-------- Given records --------

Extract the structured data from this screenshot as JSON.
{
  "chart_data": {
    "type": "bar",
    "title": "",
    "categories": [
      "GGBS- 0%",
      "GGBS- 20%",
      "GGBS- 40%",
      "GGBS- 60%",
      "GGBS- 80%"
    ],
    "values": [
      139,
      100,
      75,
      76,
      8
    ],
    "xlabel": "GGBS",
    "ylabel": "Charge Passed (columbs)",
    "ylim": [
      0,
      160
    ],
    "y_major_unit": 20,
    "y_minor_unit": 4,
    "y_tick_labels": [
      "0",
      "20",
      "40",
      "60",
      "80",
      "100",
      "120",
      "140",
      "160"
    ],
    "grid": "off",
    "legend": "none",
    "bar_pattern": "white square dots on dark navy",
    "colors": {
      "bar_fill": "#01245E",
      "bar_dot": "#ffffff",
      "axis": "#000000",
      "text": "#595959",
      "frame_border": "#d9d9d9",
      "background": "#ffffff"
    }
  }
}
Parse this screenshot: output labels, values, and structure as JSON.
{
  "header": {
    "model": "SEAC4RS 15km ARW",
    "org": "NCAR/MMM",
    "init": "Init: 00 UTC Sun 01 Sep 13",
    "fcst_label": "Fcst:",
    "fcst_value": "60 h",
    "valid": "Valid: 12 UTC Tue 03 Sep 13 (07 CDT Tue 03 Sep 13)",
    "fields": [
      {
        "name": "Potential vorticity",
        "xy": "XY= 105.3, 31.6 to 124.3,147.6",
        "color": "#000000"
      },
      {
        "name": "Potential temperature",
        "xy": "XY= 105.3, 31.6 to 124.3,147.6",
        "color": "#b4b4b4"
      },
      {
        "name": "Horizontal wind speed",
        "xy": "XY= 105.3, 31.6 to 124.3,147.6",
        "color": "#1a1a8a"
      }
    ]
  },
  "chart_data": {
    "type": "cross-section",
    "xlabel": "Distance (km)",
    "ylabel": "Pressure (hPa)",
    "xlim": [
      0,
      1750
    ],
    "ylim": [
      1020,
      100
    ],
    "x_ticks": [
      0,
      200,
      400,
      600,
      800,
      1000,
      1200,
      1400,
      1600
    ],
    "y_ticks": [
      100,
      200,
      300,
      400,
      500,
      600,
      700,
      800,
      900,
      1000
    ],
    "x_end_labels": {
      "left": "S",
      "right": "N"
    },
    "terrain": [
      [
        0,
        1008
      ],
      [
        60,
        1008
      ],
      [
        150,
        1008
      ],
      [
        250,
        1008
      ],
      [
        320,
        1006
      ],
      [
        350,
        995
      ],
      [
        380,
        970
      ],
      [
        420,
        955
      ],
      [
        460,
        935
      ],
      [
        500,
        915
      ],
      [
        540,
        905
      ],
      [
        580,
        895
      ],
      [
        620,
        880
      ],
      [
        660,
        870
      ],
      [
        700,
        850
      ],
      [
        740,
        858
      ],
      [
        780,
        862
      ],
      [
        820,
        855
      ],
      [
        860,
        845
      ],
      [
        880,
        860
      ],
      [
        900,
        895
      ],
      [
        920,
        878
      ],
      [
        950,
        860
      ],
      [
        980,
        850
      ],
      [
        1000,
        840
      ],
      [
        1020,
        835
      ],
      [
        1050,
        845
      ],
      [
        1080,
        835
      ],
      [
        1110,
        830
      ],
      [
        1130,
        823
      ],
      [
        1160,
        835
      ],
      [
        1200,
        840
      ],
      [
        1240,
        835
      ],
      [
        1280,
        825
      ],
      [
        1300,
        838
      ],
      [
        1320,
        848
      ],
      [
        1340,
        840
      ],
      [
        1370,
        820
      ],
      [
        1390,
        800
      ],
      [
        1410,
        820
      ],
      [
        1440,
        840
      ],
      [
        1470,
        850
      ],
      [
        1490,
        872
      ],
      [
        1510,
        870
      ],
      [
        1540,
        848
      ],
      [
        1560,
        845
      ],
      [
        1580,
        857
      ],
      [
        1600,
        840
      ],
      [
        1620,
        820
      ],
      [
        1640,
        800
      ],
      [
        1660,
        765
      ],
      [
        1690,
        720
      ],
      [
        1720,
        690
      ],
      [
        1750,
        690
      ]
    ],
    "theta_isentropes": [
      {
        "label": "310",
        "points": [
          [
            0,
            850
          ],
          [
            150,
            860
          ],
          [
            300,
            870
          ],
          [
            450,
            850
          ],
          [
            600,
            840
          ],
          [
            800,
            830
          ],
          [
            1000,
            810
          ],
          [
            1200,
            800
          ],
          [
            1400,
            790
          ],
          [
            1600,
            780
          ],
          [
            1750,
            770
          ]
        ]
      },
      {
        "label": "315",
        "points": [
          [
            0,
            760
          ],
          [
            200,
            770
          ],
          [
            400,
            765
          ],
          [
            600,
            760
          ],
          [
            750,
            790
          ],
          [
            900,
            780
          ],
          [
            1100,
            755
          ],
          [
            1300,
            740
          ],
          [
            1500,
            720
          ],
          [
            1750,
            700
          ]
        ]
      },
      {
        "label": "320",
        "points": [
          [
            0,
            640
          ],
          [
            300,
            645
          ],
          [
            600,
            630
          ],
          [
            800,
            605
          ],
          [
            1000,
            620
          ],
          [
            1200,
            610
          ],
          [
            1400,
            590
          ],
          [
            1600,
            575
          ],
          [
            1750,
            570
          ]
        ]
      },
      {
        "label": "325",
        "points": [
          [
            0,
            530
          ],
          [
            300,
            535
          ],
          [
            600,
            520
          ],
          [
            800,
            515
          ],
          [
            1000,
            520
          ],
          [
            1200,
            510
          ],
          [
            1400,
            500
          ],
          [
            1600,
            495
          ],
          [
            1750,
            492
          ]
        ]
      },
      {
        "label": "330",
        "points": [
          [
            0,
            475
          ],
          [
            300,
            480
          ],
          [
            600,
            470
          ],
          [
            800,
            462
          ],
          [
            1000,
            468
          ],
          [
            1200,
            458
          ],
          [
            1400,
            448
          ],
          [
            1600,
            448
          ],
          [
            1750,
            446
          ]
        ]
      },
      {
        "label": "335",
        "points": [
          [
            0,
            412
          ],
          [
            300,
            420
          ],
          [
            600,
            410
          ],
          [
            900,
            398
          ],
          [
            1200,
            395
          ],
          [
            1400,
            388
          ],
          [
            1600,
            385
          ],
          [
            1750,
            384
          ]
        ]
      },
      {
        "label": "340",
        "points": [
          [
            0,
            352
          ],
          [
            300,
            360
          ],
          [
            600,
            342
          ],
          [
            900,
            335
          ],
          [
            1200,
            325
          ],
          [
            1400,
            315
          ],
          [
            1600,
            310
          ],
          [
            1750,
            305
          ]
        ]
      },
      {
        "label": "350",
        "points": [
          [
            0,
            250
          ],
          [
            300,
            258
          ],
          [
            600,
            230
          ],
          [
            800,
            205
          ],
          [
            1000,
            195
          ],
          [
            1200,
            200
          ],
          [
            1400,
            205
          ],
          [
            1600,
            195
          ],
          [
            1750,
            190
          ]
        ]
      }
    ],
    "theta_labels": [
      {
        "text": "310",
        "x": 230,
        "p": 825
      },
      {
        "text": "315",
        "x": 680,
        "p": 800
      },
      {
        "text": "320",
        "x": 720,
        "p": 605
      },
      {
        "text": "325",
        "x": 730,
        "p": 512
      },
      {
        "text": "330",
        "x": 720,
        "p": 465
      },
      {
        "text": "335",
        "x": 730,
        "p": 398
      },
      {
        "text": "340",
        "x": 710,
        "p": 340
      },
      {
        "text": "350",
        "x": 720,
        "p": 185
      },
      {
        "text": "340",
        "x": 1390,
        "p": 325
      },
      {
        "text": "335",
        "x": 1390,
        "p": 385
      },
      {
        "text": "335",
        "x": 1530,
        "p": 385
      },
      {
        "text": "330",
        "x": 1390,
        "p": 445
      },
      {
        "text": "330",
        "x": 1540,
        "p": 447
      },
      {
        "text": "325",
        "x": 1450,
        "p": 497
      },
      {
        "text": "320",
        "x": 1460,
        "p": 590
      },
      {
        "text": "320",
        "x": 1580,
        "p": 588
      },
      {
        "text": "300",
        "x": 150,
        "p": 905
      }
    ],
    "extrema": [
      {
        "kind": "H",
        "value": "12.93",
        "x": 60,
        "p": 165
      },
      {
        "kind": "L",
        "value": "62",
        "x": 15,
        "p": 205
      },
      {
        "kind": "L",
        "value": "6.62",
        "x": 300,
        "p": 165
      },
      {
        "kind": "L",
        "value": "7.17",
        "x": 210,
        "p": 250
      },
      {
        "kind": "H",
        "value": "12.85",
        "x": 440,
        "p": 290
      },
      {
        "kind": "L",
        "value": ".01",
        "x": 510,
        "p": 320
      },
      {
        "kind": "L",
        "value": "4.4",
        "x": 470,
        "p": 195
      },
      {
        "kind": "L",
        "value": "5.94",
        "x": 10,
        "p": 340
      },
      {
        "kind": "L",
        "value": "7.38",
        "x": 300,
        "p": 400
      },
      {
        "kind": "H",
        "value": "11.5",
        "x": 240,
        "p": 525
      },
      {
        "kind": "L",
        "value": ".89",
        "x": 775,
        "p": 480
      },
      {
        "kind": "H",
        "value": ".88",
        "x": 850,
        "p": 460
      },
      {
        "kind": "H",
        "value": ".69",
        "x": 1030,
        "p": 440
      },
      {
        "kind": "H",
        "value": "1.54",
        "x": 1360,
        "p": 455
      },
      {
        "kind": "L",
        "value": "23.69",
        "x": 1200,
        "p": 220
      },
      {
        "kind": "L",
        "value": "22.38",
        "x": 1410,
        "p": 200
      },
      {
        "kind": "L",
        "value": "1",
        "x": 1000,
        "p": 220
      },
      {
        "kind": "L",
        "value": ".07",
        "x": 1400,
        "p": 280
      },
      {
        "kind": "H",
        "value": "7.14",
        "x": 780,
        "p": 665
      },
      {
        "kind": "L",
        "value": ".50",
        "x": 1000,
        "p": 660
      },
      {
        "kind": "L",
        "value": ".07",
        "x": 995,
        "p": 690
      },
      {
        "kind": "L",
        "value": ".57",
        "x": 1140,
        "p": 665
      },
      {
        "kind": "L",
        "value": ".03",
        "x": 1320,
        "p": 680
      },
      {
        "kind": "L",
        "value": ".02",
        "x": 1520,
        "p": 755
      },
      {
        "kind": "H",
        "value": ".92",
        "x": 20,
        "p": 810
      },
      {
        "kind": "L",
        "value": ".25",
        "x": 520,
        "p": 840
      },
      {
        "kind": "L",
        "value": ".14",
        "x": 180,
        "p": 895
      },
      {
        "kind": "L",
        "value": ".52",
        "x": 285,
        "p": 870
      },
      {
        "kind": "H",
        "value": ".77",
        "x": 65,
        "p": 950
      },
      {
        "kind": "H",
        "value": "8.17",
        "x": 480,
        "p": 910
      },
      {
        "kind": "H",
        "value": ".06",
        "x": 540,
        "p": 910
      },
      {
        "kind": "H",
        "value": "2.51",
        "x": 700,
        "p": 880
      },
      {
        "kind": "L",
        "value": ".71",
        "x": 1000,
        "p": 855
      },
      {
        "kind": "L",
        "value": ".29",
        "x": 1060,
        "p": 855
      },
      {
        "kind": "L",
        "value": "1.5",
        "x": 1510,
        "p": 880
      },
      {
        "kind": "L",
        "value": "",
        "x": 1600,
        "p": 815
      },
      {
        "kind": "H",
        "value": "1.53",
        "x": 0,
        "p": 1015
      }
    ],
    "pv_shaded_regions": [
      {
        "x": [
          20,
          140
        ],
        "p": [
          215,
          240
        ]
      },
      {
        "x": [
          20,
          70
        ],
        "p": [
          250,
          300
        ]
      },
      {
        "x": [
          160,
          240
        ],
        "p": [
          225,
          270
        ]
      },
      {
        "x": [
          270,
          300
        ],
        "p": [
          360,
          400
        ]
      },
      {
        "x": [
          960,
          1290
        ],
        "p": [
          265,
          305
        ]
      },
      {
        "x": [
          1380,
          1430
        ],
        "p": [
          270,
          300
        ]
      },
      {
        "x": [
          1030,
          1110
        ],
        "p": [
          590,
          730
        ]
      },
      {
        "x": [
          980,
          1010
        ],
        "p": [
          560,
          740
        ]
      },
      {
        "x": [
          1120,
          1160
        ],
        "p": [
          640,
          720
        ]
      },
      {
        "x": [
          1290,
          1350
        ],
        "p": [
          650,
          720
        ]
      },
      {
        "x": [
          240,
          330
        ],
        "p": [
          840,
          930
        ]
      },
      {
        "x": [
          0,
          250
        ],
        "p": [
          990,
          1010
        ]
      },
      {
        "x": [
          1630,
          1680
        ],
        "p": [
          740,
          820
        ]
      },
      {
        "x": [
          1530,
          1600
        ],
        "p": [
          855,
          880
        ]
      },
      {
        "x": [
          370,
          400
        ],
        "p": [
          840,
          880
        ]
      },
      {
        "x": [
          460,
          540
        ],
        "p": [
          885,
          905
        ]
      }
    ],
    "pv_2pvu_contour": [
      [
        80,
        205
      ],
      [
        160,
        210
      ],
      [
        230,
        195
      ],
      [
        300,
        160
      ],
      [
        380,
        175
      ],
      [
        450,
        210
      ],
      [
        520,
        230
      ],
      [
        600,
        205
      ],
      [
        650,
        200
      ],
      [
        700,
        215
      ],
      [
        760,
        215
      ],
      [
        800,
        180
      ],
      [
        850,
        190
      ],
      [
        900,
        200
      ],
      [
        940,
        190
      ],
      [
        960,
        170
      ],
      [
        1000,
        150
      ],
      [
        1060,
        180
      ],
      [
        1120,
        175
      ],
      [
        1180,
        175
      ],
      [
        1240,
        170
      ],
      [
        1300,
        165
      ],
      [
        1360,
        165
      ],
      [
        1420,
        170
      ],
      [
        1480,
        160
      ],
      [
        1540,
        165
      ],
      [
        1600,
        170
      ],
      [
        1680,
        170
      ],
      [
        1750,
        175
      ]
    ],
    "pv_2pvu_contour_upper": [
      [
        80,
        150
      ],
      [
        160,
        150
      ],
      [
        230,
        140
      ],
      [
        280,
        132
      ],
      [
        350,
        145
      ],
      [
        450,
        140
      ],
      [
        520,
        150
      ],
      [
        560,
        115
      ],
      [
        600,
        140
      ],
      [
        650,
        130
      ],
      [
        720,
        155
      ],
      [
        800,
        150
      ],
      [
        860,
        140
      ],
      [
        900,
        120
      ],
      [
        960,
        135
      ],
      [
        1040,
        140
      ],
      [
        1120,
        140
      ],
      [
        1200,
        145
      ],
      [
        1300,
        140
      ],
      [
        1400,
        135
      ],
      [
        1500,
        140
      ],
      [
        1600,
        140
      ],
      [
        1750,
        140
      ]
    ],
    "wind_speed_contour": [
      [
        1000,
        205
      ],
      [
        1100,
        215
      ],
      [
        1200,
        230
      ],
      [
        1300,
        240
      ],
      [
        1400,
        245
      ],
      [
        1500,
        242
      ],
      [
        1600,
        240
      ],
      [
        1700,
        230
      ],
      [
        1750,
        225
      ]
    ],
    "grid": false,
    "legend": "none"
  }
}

--------

> _Description of the task_: Counting only lines of the data above that hold "values", report the total and nothing else.

> _Answer to the problem_: 2